Task requirements | Each record below should appear again exactly as written.

Chart and figure data
____
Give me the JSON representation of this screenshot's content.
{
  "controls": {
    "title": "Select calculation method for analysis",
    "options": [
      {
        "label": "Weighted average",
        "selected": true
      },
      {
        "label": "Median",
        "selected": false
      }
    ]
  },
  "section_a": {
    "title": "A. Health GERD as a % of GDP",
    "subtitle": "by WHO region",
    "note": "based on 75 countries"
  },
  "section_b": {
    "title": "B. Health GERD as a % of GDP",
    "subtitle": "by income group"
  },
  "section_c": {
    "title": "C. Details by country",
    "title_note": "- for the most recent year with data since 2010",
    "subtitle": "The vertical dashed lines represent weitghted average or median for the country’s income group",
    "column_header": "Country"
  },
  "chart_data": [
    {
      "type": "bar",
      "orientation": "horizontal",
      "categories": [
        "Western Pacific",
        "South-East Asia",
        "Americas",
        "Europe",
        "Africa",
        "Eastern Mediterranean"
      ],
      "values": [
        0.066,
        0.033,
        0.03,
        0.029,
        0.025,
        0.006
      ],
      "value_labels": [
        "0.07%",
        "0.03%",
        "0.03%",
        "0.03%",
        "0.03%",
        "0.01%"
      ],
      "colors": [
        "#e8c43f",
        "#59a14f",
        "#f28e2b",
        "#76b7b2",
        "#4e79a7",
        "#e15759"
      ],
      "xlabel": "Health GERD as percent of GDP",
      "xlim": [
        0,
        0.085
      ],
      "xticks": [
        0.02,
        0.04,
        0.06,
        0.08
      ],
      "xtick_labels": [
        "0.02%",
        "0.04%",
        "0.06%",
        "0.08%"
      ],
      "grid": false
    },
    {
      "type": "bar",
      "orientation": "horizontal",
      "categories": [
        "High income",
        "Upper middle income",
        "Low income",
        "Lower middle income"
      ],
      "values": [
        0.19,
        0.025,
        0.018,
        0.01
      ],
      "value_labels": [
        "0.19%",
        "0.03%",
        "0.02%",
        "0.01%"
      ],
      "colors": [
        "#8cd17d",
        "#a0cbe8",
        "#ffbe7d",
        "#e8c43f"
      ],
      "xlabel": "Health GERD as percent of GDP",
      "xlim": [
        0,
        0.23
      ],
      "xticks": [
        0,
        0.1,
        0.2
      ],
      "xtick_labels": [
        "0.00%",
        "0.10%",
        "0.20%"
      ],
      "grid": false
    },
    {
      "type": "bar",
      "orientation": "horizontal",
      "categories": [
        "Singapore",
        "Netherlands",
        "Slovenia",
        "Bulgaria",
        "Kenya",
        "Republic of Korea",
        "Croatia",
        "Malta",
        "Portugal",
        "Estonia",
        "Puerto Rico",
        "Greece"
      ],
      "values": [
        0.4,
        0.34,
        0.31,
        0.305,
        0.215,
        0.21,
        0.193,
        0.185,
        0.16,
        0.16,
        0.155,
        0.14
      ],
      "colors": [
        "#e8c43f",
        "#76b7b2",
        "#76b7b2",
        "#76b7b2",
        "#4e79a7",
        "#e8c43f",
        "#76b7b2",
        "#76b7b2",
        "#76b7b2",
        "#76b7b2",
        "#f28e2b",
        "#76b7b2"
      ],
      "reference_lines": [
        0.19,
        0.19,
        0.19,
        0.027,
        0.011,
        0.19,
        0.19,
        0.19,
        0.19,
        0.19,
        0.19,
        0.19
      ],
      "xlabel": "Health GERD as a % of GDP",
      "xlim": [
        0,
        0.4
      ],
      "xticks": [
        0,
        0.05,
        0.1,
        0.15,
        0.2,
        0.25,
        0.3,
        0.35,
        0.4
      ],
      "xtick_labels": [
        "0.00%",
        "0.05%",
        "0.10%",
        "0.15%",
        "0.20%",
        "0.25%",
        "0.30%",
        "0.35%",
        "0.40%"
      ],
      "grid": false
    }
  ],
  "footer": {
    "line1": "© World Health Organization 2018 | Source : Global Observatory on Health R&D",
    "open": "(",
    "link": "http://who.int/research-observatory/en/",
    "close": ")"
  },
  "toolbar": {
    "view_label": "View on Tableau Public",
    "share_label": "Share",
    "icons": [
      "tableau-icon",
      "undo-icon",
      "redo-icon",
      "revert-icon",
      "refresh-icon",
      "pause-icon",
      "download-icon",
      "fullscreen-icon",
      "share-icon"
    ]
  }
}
____
Exercise response |
Give me the JSON representation of this screenshot's content.
{
  "controls": {
    "title": "Select calculation method for analysis",
    "options": [
      {
        "label": "Weighted average",
        "selected": true
      },
      {
        "label": "Median",
        "selected": false
      }
    ]
  },
  "section_a": {
    "title": "A. Health GERD as a % of GDP",
    "subtitle": "by WHO region",
    "note": "based on 75 countries"
  },
  "section_b": {
    "title": "B. Health GERD as a % of GDP",
    "subtitle": "by income group"
  },
  "section_c": {
    "title": "C. Details by country",
    "title_note": "- for the most recent year with data since 2010",
    "subtitle": "The vertical dashed lines represent weitghted average or median for the country’s income group",
    "column_header": "Country"
  },
  "chart_data": [
    {
      "type": "bar",
      "orientation": "horizontal",
      "categories": [
        "Western Pacific",
        "South-East Asia",
        "Americas",
        "Europe",
        "Africa",
        "Eastern Mediterranean"
      ],
      "values": [
        0.066,
        0.033,
        0.03,
        0.029,
        0.025,
        0.006
      ],
      "value_labels": [
        "0.07%",
        "0.03%",
        "0.03%",
        "0.03%",
        "0.03%",
        "0.01%"
      ],
      "colors": [
        "#e8c43f",
        "#59a14f",
        "#f28e2b",
        "#76b7b2",
        "#4e79a7",
        "#e15759"
      ],
      "xlabel": "Health GERD as percent of GDP",
      "xlim": [
        0,
        0.085
      ],
      "xticks": [
        0.02,
        0.04,
        0.06,
        0.08
      ],
      "xtick_labels": [
        "0.02%",
        "0.04%",
        "0.06%",
        "0.08%"
      ],
      "grid": false
    },
    {
      "type": "bar",
      "orientation": "horizontal",
      "categories": [
        "High income",
        "Upper middle income",
        "Low income",
        "Lower middle income"
      ],
      "values": [
        0.19,
        0.025,
        0.018,
        0.01
      ],
      "value_labels": [
        "0.19%",
        "0.03%",
        "0.02%",
        "0.01%"
      ],
      "colors": [
        "#8cd17d",
        "#a0cbe8",
        "#ffbe7d",
        "#e8c43f"
      ],
      "xlabel": "Health GERD as percent of GDP",
      "xlim": [
        0,
        0.23
      ],
      "xticks": [
        0,
        0.1,
        0.2
      ],
      "xtick_labels": [
        "0.00%",
        "0.10%",
        "0.20%"
      ],
      "grid": false
    },
    {
      "type": "bar",
      "orientation": "horizontal",
      "categories": [
        "Singapore",
        "Netherlands",
        "Slovenia",
        "Bulgaria",
        "Kenya",
        "Republic of Korea",
        "Croatia",
        "Malta",
        "Portugal",
        "Estonia",
        "Puerto Rico",
        "Greece"
      ],
      "values": [
        0.4,
        0.34,
        0.31,
        0.305,
        0.215,
        0.21,
        0.193,
        0.185,
        0.16,
        0.16,
        0.155,
        0.14
      ],
      "colors": [
        "#e8c43f",
        "#76b7b2",
        "#76b7b2",
        "#76b7b2",
        "#4e79a7",
        "#e8c43f",
        "#76b7b2",
        "#76b7b2",
        "#76b7b2",
        "#76b7b2",
        "#f28e2b",
        "#76b7b2"
      ],
      "reference_lines": [
        0.19,
        0.19,
        0.19,
        0.027,
        0.011,
        0.19,
        0.19,
        0.19,
        0.19,
        0.19,
        0.19,
        0.19
      ],
      "xlabel": "Health GERD as a % of GDP",
      "xlim": [
        0,
        0.4
      ],
      "xticks": [
        0,
        0.05,
        0.1,
        0.15,
        0.2,
        0.25,
        0.3,
        0.35,
        0.4
      ],
      "xtick_labels": [
        "0.00%",
        "0.05%",
        "0.10%",
        "0.15%",
        "0.20%",
        "0.25%",
        "0.30%",
        "0.35%",
        "0.40%"
      ],
      "grid": false
    }
  ],
  "footer": {
    "line1": "© World Health Organization 2018 | Source : Global Observatory on Health R&D",
    "open": "(",
    "link": "http://who.int/research-observatory/en/",
    "close": ")"
  },
  "toolbar": {
    "view_label": "View on Tableau Public",
    "share_label": "Share",
    "icons": [
      "tableau-icon",
      "undo-icon",
      "redo-icon",
      "revert-icon",
      "refresh-icon",
      "pause-icon",
      "download-icon",
      "fullscreen-icon",
      "share-icon"
    ]
  }
}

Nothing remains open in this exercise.